> _Given task_
Each entry here needs to be set down again exactly, please; pictures are left out.

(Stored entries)
===

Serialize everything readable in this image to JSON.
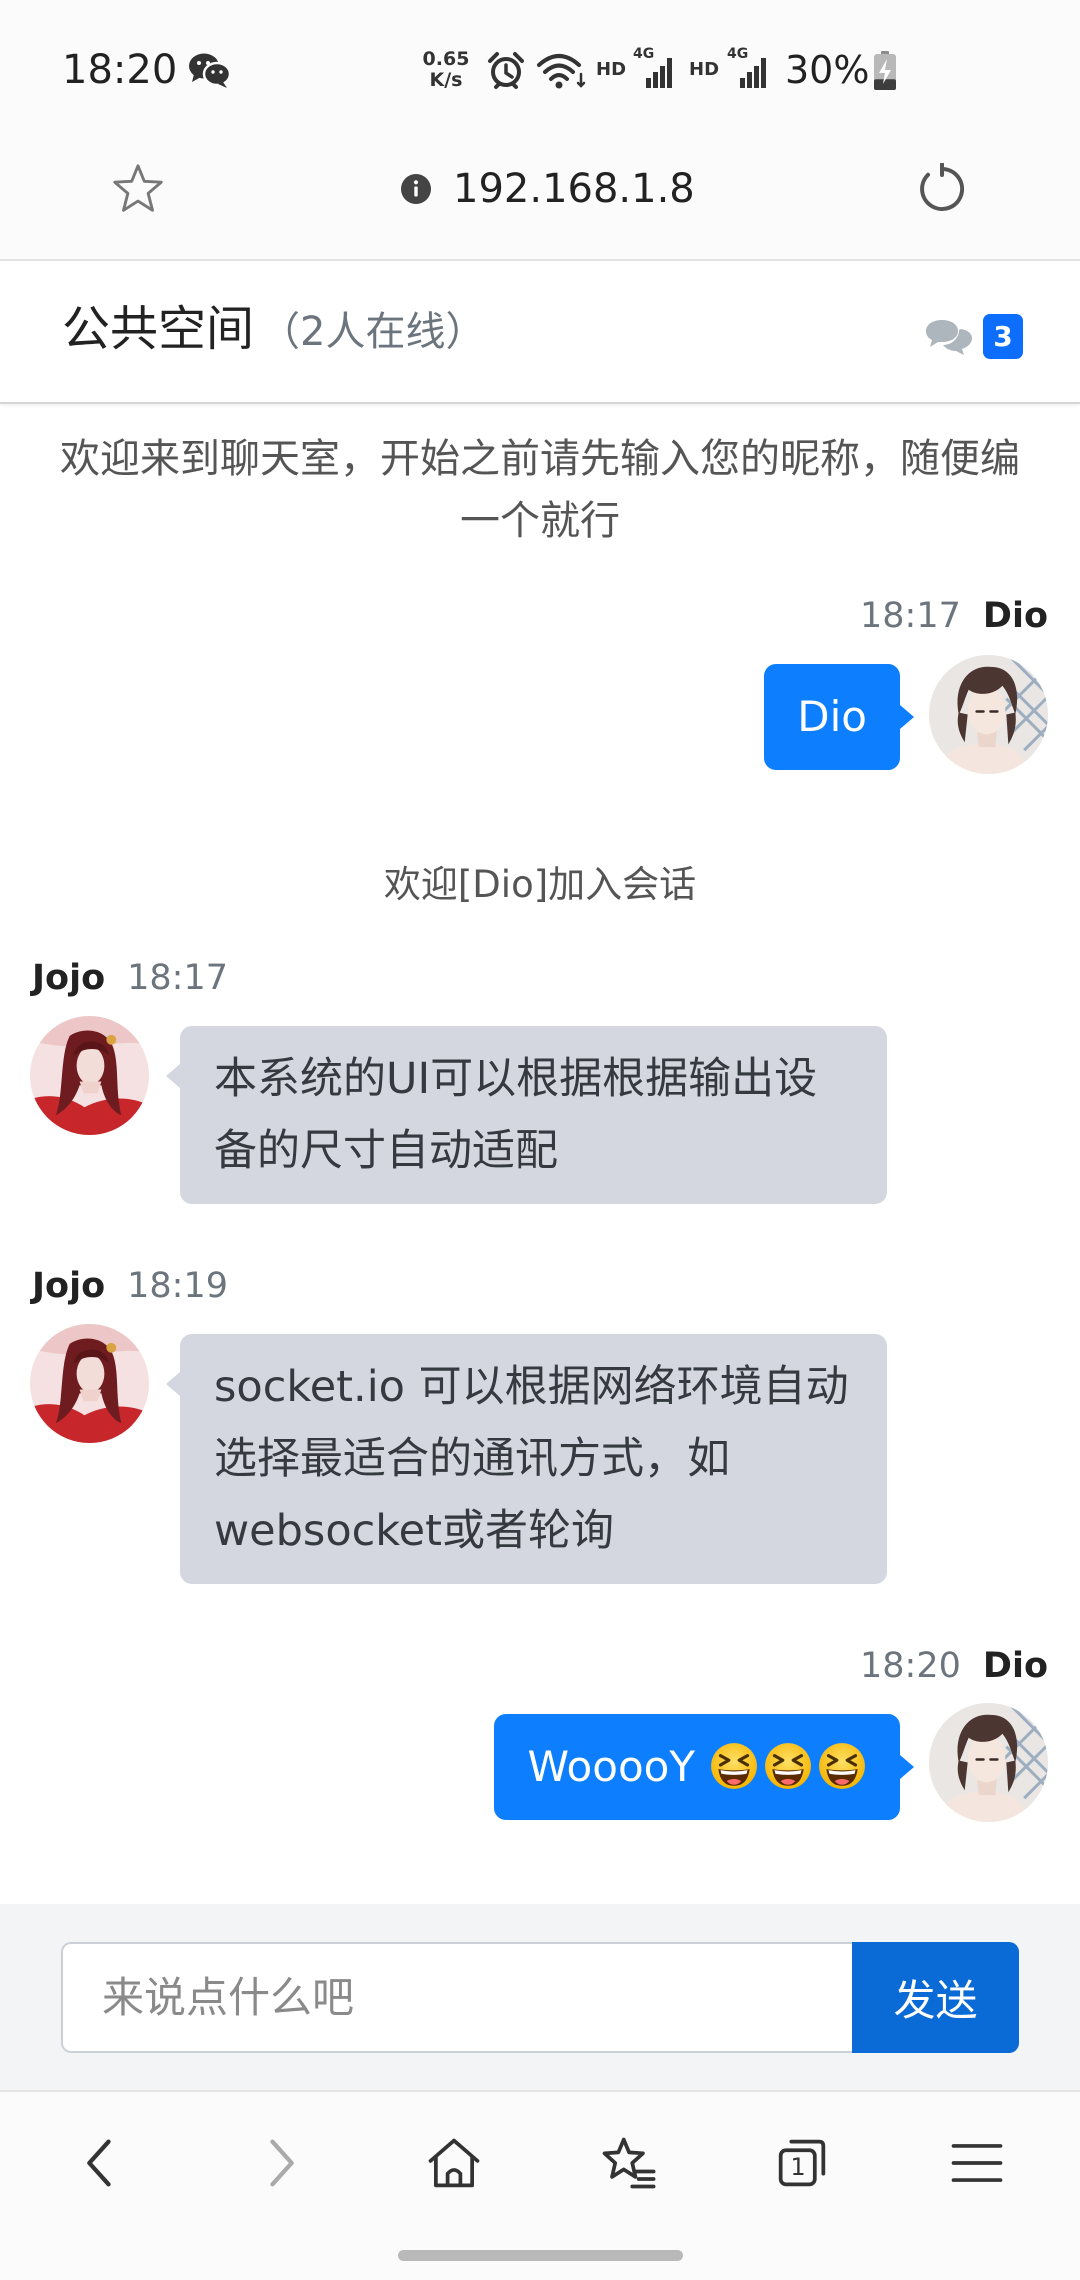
{
  "status_bar": {
    "time": "18:20",
    "net_speed": "0.65",
    "net_speed_unit": "K/s",
    "sim1_label": "HD",
    "sim1_network": "4G",
    "sim2_label": "HD",
    "sim2_network": "4G",
    "battery_percent": "30%",
    "battery_level": 0.3,
    "icons": [
      "wechat-icon",
      "alarm-icon",
      "wifi-icon",
      "signal-icon",
      "signal-icon",
      "battery-charging-icon"
    ]
  },
  "browser": {
    "url": "192.168.1.8",
    "icons": [
      "star-outline-icon",
      "info-icon",
      "reload-icon"
    ]
  },
  "chat_header": {
    "title": "公共空间",
    "online_status": "（2人在线）",
    "unread_badge": "3",
    "icon": "chat-bubbles-icon"
  },
  "welcome_text": "欢迎来到聊天室，开始之前请先输入您的昵称，随便编一个就行",
  "messages": [
    {
      "sender": "Dio",
      "time": "18:17",
      "text": "Dio"
    },
    {
      "text": "欢迎[Dio]加入会话"
    },
    {
      "sender": "Jojo",
      "time": "18:17",
      "text": "本系统的UI可以根据根据输出设备的尺寸自动适配"
    },
    {
      "sender": "Jojo",
      "time": "18:19",
      "text": "socket.io 可以根据网络环境自动选择最适合的通讯方式，如websocket或者轮询"
    },
    {
      "sender": "Dio",
      "time": "18:20",
      "text": "WooooY",
      "emoji": [
        "grinning-squinting-face-icon",
        "grinning-squinting-face-icon",
        "grinning-squinting-face-icon"
      ]
    }
  ],
  "composer": {
    "placeholder": "来说点什么吧",
    "send_label": "发送"
  },
  "bottom_nav": {
    "tab_count": "1",
    "icons": [
      "back-icon",
      "forward-icon",
      "home-icon",
      "bookmarks-icon",
      "tabs-icon",
      "menu-icon"
    ]
  },
  "colors": {
    "own_bubble": "#0d7efd",
    "other_bubble": "#d4d7df",
    "send_button": "#0b6bd6",
    "badge": "#0d6efd",
    "muted_text": "#6c757d"
  }
}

===

> _Final answer_
Serialize everything readable in this image to JSON.
{
  "status_bar": {
    "time": "18:20",
    "net_speed": "0.65",
    "net_speed_unit": "K/s",
    "sim1_label": "HD",
    "sim1_network": "4G",
    "sim2_label": "HD",
    "sim2_network": "4G",
    "battery_percent": "30%",
    "battery_level": 0.3,
    "icons": [
      "wechat-icon",
      "alarm-icon",
      "wifi-icon",
      "signal-icon",
      "signal-icon",
      "battery-charging-icon"
    ]
  },
  "browser": {
    "url": "192.168.1.8",
    "icons": [
      "star-outline-icon",
      "info-icon",
      "reload-icon"
    ]
  },
  "chat_header": {
    "title": "公共空间",
    "online_status": "（2人在线）",
    "unread_badge": "3",
    "icon": "chat-bubbles-icon"
  },
  "welcome_text": "欢迎来到聊天室，开始之前请先输入您的昵称，随便编一个就行",
  "messages": [
    {
      "sender": "Dio",
      "time": "18:17",
      "text": "Dio"
    },
    {
      "text": "欢迎[Dio]加入会话"
    },
    {
      "sender": "Jojo",
      "time": "18:17",
      "text": "本系统的UI可以根据根据输出设备的尺寸自动适配"
    },
    {
      "sender": "Jojo",
      "time": "18:19",
      "text": "socket.io 可以根据网络环境自动选择最适合的通讯方式，如websocket或者轮询"
    },
    {
      "sender": "Dio",
      "time": "18:20",
      "text": "WooooY",
      "emoji": [
        "grinning-squinting-face-icon",
        "grinning-squinting-face-icon",
        "grinning-squinting-face-icon"
      ]
    }
  ],
  "composer": {
    "placeholder": "来说点什么吧",
    "send_label": "发送"
  },
  "bottom_nav": {
    "tab_count": "1",
    "icons": [
      "back-icon",
      "forward-icon",
      "home-icon",
      "bookmarks-icon",
      "tabs-icon",
      "menu-icon"
    ]
  },
  "colors": {
    "own_bubble": "#0d7efd",
    "other_bubble": "#d4d7df",
    "send_button": "#0b6bd6",
    "badge": "#0d6efd",
    "muted_text": "#6c757d"
  }
}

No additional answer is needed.